Scan the records for the string "make"; copy each line where it occurs.

#### [DATA SECTION]
•••

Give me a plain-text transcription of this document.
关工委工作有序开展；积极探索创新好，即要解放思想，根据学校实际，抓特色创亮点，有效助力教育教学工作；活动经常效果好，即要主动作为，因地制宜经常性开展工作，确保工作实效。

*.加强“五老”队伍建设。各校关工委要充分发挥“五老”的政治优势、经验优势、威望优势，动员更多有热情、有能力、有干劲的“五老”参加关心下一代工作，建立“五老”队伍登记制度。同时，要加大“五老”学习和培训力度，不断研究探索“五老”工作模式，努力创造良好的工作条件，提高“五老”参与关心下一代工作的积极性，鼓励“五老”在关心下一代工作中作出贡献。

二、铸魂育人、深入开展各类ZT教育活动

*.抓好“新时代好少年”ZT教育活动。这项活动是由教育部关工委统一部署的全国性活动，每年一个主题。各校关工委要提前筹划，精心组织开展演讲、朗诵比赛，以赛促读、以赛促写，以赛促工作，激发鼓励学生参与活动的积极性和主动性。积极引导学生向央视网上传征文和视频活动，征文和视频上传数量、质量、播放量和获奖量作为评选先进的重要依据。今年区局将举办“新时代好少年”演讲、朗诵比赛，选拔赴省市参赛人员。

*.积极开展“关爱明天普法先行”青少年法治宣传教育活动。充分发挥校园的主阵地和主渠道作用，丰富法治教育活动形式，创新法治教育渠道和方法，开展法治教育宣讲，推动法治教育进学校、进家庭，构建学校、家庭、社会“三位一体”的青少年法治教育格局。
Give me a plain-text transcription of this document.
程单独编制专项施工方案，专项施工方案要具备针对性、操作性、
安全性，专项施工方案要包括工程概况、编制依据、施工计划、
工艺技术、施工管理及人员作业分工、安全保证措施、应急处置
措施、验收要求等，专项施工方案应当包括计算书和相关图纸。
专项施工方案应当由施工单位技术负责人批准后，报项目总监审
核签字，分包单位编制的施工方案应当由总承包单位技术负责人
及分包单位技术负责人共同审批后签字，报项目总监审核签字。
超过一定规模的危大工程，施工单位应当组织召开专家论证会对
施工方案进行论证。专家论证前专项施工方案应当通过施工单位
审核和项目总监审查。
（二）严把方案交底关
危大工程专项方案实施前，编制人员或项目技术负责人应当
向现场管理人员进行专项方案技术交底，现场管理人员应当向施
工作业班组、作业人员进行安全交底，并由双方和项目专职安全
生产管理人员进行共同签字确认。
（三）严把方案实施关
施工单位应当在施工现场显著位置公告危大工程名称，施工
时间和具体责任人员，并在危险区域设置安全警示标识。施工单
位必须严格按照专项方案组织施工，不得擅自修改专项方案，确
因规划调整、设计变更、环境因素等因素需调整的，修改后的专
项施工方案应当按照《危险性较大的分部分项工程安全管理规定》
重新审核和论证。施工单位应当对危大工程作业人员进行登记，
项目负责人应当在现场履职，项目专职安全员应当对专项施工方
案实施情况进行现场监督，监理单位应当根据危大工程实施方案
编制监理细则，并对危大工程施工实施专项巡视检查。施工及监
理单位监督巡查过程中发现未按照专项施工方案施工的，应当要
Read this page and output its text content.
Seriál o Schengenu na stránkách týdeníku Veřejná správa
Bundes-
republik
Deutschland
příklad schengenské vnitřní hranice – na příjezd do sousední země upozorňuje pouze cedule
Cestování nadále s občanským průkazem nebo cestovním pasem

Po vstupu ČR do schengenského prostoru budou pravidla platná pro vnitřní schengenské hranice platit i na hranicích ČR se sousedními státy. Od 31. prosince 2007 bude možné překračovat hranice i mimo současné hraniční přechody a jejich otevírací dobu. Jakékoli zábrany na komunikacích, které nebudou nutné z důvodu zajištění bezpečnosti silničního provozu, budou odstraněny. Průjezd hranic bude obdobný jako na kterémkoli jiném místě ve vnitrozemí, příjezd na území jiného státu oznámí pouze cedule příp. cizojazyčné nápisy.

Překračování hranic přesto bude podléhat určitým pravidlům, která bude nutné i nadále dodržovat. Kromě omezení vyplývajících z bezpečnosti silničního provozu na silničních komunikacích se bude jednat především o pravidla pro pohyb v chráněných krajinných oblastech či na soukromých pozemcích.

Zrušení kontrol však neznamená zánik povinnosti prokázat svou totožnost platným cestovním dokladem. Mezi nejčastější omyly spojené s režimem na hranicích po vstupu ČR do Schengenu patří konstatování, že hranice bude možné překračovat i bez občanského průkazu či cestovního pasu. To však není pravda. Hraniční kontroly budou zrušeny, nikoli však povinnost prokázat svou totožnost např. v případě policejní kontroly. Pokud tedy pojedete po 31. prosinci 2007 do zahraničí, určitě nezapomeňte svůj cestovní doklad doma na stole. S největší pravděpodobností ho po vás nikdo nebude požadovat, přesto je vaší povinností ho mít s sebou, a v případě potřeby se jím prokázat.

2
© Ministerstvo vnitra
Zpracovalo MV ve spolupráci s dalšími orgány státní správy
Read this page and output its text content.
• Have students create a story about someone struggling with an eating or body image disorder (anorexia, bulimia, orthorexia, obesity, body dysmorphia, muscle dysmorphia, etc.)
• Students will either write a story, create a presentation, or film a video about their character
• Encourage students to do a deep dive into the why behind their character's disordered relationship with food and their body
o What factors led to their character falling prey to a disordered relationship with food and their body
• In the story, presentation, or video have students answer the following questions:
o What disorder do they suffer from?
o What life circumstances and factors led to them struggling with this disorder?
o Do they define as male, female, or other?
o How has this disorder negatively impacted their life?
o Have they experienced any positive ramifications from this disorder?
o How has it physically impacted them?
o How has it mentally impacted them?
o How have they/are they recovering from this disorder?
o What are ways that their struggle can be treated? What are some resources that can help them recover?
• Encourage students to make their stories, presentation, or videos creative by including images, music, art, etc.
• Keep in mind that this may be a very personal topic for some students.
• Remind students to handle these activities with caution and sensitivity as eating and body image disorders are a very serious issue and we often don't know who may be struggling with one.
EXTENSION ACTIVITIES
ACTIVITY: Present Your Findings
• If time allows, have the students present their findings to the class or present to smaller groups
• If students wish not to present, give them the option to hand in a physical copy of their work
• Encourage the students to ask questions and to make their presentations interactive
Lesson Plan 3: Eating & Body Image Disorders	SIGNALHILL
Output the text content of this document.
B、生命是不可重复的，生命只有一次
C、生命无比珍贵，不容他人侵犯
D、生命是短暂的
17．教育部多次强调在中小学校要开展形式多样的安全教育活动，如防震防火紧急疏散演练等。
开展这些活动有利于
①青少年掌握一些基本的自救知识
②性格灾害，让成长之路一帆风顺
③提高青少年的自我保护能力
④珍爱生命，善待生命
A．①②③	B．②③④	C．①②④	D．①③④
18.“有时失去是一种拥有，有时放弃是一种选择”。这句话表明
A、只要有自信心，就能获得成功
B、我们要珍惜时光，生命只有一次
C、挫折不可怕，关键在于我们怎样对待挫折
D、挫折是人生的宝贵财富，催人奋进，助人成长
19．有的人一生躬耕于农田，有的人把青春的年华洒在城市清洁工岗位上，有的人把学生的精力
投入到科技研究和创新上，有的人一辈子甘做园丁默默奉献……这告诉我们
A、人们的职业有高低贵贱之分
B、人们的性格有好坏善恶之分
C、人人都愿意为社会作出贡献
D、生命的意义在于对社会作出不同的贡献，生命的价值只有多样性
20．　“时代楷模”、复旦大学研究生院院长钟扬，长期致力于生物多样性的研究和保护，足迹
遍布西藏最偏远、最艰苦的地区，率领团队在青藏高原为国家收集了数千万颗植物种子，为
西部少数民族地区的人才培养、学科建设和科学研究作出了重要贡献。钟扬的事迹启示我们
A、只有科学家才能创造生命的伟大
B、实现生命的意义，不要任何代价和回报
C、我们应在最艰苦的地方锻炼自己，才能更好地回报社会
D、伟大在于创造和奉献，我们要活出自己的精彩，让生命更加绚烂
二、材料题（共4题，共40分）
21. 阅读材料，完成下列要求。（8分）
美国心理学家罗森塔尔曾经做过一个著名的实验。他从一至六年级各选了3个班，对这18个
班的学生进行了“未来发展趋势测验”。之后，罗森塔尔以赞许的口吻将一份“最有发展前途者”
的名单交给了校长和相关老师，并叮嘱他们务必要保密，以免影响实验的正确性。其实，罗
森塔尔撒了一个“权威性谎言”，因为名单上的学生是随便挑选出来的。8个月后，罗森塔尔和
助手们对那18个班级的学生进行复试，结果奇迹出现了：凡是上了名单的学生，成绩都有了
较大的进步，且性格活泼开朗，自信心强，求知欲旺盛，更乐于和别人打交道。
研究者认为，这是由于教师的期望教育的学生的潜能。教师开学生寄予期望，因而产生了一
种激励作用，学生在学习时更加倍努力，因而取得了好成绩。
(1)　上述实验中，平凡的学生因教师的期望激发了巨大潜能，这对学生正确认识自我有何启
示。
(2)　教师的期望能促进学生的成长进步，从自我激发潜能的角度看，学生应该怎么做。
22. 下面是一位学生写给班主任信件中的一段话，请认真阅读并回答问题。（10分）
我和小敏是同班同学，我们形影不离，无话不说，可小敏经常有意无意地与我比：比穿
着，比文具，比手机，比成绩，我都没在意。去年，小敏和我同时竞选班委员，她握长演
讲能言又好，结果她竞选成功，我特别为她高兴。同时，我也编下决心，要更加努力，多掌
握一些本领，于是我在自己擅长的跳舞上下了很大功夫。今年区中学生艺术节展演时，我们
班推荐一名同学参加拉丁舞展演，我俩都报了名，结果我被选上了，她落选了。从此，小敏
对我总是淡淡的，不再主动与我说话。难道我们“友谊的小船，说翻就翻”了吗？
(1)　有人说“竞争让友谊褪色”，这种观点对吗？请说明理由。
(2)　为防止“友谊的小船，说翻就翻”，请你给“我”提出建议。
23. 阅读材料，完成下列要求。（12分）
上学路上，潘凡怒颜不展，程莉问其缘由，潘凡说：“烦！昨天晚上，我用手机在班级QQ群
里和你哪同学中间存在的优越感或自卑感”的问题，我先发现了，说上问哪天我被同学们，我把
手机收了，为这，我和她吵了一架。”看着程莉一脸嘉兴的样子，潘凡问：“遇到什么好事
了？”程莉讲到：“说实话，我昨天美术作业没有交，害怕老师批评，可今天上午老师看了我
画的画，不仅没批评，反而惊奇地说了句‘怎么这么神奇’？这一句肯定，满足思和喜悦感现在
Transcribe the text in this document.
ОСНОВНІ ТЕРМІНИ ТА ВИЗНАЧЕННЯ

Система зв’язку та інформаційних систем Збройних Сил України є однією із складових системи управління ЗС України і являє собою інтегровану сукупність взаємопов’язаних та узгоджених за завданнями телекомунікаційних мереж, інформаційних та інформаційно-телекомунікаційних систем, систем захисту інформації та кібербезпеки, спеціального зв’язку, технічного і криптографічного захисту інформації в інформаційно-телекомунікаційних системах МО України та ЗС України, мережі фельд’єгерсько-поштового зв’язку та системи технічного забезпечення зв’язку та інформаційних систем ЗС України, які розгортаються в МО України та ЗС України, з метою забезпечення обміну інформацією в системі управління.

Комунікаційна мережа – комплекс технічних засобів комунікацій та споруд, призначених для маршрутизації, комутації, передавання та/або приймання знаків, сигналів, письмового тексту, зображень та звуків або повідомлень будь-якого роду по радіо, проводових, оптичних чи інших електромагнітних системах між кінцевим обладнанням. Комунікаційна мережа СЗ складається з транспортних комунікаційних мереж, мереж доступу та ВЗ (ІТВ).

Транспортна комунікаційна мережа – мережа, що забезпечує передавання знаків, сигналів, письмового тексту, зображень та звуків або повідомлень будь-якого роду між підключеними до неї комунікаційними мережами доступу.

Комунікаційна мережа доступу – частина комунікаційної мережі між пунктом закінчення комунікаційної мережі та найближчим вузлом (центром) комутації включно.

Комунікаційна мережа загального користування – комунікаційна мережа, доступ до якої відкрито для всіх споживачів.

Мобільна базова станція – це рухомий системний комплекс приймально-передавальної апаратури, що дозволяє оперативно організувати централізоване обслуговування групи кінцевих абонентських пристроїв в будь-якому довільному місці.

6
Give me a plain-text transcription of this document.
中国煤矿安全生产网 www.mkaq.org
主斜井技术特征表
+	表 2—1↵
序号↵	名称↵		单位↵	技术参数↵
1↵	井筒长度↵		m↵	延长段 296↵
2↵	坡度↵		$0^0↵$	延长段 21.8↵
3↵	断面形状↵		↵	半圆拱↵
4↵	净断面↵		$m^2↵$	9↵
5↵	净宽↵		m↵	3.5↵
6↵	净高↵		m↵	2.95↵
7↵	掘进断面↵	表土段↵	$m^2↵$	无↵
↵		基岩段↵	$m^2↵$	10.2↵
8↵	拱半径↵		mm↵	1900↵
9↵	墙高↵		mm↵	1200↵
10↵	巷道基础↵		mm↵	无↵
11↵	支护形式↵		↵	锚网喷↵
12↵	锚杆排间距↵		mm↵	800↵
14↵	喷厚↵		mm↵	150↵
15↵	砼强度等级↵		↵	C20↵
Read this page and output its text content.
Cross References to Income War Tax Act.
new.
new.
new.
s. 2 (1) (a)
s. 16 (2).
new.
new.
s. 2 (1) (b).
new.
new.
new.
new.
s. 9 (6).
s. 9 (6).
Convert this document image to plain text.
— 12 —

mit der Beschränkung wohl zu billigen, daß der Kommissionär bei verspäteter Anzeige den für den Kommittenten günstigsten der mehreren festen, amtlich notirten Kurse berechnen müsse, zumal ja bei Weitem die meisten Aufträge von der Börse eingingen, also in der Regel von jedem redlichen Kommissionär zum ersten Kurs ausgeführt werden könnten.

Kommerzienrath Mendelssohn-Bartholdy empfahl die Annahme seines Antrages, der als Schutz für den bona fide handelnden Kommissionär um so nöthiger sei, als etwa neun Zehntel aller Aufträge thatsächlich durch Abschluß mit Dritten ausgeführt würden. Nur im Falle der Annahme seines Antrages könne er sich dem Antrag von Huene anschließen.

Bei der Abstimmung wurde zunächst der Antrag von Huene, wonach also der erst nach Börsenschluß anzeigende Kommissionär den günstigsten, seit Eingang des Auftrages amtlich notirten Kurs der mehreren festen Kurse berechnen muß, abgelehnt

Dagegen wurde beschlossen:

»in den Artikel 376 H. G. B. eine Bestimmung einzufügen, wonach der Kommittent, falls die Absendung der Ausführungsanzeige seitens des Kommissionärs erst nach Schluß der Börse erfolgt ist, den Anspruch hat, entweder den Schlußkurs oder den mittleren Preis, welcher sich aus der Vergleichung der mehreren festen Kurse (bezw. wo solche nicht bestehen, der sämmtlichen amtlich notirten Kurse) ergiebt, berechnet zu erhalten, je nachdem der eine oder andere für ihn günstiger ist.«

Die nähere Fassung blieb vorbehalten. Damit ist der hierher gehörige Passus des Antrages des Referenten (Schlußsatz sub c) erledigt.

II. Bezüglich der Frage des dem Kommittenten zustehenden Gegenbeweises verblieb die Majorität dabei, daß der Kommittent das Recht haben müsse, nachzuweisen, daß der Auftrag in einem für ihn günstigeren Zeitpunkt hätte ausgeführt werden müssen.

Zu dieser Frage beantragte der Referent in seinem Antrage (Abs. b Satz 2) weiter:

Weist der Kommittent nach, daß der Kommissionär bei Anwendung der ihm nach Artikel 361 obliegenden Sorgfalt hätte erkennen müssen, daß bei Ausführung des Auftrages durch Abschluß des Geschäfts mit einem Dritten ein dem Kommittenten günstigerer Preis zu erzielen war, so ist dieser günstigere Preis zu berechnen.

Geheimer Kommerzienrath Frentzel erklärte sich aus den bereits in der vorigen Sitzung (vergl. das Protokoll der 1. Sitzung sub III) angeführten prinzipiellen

•••

#### [EXERCISE SOLUTION]
• Encourage students to make their stories, presentation, or videos creative by including images, music, art, etc.
• Encourage the students to ask questions and to make their presentations interactive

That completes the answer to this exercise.